* [Work to complete]: Copy out every one of these records again without changing a single character.

* [Rows from a dataset]:
╔══

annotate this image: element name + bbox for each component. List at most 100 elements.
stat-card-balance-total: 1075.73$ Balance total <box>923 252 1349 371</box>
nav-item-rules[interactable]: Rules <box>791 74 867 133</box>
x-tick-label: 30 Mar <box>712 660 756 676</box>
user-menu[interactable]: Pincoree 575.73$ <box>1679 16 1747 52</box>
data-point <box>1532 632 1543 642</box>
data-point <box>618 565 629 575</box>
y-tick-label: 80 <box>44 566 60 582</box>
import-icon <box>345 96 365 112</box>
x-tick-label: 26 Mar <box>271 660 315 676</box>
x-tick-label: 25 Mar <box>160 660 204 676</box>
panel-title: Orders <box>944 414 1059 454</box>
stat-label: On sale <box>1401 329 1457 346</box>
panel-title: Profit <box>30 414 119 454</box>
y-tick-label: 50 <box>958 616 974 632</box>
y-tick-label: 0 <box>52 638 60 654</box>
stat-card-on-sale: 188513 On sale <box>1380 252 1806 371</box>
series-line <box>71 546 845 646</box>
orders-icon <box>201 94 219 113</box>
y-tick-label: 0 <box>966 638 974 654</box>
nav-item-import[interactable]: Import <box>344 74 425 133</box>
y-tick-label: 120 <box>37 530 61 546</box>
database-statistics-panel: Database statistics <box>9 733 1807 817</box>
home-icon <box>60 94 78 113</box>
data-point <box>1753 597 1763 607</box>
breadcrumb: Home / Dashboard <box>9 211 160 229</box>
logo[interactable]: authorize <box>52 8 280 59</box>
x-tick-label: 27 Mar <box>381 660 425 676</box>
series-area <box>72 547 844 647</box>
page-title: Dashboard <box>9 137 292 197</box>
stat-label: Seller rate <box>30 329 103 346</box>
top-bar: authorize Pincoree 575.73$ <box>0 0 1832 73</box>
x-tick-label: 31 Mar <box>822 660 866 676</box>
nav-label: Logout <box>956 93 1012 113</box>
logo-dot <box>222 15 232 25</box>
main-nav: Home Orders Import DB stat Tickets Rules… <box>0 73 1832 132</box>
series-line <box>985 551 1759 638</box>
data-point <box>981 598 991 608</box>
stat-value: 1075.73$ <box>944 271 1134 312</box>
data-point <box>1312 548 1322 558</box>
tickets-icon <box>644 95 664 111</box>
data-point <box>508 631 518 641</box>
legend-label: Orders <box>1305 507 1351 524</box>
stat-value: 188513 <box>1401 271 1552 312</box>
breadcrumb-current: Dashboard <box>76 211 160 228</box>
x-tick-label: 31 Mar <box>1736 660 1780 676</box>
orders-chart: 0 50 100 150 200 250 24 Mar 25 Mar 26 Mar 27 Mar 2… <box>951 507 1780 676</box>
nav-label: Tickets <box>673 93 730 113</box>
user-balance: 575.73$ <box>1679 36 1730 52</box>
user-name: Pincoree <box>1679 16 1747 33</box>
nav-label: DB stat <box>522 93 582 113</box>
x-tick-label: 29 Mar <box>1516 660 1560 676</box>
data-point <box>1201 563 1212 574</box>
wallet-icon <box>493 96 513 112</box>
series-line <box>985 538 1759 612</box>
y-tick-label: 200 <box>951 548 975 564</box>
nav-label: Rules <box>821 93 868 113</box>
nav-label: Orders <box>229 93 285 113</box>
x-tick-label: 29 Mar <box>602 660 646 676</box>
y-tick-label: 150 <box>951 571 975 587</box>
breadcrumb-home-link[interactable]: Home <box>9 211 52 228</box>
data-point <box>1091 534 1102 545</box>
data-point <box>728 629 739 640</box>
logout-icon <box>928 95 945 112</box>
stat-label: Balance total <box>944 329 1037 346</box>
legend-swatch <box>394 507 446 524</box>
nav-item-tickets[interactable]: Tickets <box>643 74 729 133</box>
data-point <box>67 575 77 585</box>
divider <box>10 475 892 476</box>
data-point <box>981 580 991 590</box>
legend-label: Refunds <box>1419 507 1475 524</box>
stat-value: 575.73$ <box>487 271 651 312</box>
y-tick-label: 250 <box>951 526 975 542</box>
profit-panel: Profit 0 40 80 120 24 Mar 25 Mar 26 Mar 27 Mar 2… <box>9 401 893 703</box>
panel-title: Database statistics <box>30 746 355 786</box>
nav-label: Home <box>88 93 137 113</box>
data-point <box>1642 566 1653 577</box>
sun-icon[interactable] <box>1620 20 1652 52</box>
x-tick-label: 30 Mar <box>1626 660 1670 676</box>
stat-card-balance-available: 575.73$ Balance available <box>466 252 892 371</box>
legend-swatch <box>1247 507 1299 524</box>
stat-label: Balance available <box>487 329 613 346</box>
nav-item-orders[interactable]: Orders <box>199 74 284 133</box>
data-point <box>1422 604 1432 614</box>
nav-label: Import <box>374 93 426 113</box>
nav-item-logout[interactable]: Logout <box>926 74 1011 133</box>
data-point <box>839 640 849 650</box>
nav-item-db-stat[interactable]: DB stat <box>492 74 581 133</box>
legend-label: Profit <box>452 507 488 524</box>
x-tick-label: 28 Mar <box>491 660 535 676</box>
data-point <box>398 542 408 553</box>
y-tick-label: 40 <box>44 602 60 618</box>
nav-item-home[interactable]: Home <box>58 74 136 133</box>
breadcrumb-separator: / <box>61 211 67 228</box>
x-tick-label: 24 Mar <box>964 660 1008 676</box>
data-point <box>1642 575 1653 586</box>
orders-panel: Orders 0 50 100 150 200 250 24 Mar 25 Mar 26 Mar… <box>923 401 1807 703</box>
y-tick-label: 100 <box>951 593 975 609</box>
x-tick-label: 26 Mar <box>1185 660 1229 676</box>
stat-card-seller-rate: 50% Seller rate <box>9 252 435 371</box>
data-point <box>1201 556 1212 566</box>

╚══

* [The result]:
annotate this image: element name + bbox for each component. List at most 100 elements.
stat-card-balance-total: 1075.73$ Balance total <box>923 252 1349 371</box>
nav-item-rules[interactable]: Rules <box>791 74 867 133</box>
x-tick-label: 30 Mar <box>712 660 756 676</box>
user-menu[interactable]: Pincoree 575.73$ <box>1679 16 1747 52</box>
data-point <box>1532 632 1543 642</box>
data-point <box>618 565 629 575</box>
y-tick-label: 80 <box>44 566 60 582</box>
import-icon <box>345 96 365 112</box>
x-tick-label: 26 Mar <box>271 660 315 676</box>
x-tick-label: 25 Mar <box>160 660 204 676</box>
panel-title: Orders <box>944 414 1059 454</box>
stat-label: On sale <box>1401 329 1457 346</box>
panel-title: Profit <box>30 414 119 454</box>
y-tick-label: 50 <box>958 616 974 632</box>
y-tick-label: 0 <box>52 638 60 654</box>
stat-card-on-sale: 188513 On sale <box>1380 252 1806 371</box>
series-line <box>71 546 845 646</box>
orders-icon <box>201 94 219 113</box>
y-tick-label: 0 <box>966 638 974 654</box>
nav-item-import[interactable]: Import <box>344 74 425 133</box>
y-tick-label: 120 <box>37 530 61 546</box>
database-statistics-panel: Database statistics <box>9 733 1807 817</box>
home-icon <box>60 94 78 113</box>
data-point <box>1753 597 1763 607</box>
breadcrumb: Home / Dashboard <box>9 211 160 229</box>
logo[interactable]: authorize <box>52 8 280 59</box>
x-tick-label: 27 Mar <box>381 660 425 676</box>
series-area <box>72 547 844 647</box>
page-title: Dashboard <box>9 137 292 197</box>
stat-label: Seller rate <box>30 329 103 346</box>
top-bar: authorize Pincoree 575.73$ <box>0 0 1832 73</box>
x-tick-label: 31 Mar <box>822 660 866 676</box>
nav-label: Logout <box>956 93 1012 113</box>
logo-dot <box>222 15 232 25</box>
main-nav: Home Orders Import DB stat Tickets Rules… <box>0 73 1832 132</box>
series-line <box>985 551 1759 638</box>
data-point <box>981 598 991 608</box>
stat-value: 1075.73$ <box>944 271 1134 312</box>
data-point <box>1312 548 1322 558</box>
tickets-icon <box>644 95 664 111</box>
data-point <box>508 631 518 641</box>
legend-label: Orders <box>1305 507 1351 524</box>
stat-value: 188513 <box>1401 271 1552 312</box>
breadcrumb-current: Dashboard <box>76 211 160 228</box>
x-tick-label: 31 Mar <box>1736 660 1780 676</box>
orders-chart: 0 50 100 150 200 250 24 Mar 25 Mar 26 Mar 27 Mar 2… <box>951 507 1780 676</box>
nav-label: Tickets <box>673 93 730 113</box>
user-balance: 575.73$ <box>1679 36 1730 52</box>
user-name: Pincoree <box>1679 16 1747 33</box>
nav-label: DB stat <box>522 93 582 113</box>
x-tick-label: 29 Mar <box>1516 660 1560 676</box>
data-point <box>1201 563 1212 574</box>
wallet-icon <box>493 96 513 112</box>
series-line <box>985 538 1759 612</box>
y-tick-label: 200 <box>951 548 975 564</box>
nav-label: Rules <box>821 93 868 113</box>
nav-label: Orders <box>229 93 285 113</box>
x-tick-label: 29 Mar <box>602 660 646 676</box>
y-tick-label: 150 <box>951 571 975 587</box>
breadcrumb-home-link[interactable]: Home <box>9 211 52 228</box>
data-point <box>1091 534 1102 545</box>
data-point <box>728 629 739 640</box>
logout-icon <box>928 95 945 112</box>
stat-label: Balance total <box>944 329 1037 346</box>
legend-swatch <box>394 507 446 524</box>
nav-item-tickets[interactable]: Tickets <box>643 74 729 133</box>
data-point <box>67 575 77 585</box>
divider <box>10 475 892 476</box>
data-point <box>981 580 991 590</box>
legend-label: Refunds <box>1419 507 1475 524</box>
stat-value: 575.73$ <box>487 271 651 312</box>
y-tick-label: 250 <box>951 526 975 542</box>
profit-panel: Profit 0 40 80 120 24 Mar 25 Mar 26 Mar 27 Mar 2… <box>9 401 893 703</box>
panel-title: Database statistics <box>30 746 355 786</box>
nav-label: Home <box>88 93 137 113</box>
data-point <box>1642 566 1653 577</box>
sun-icon[interactable] <box>1620 20 1652 52</box>
x-tick-label: 30 Mar <box>1626 660 1670 676</box>
stat-card-balance-available: 575.73$ Balance available <box>466 252 892 371</box>
legend-swatch <box>1247 507 1299 524</box>
stat-label: Balance available <box>487 329 613 346</box>
nav-item-orders[interactable]: Orders <box>199 74 284 133</box>
data-point <box>1422 604 1432 614</box>
nav-label: Import <box>374 93 426 113</box>
nav-item-logout[interactable]: Logout <box>926 74 1011 133</box>
data-point <box>839 640 849 650</box>
nav-item-db-stat[interactable]: DB stat <box>492 74 581 133</box>
legend-label: Profit <box>452 507 488 524</box>
x-tick-label: 28 Mar <box>491 660 535 676</box>
data-point <box>398 542 408 553</box>
y-tick-label: 40 <box>44 602 60 618</box>
nav-item-home[interactable]: Home <box>58 74 136 133</box>
breadcrumb-separator: / <box>61 211 67 228</box>
x-tick-label: 24 Mar <box>964 660 1008 676</box>
data-point <box>1642 575 1653 586</box>
orders-panel: Orders 0 50 100 150 200 250 24 Mar 25 Mar 26 Mar… <box>923 401 1807 703</box>
y-tick-label: 100 <box>951 593 975 609</box>
x-tick-label: 26 Mar <box>1185 660 1229 676</box>
stat-card-seller-rate: 50% Seller rate <box>9 252 435 371</box>
data-point <box>1201 556 1212 566</box>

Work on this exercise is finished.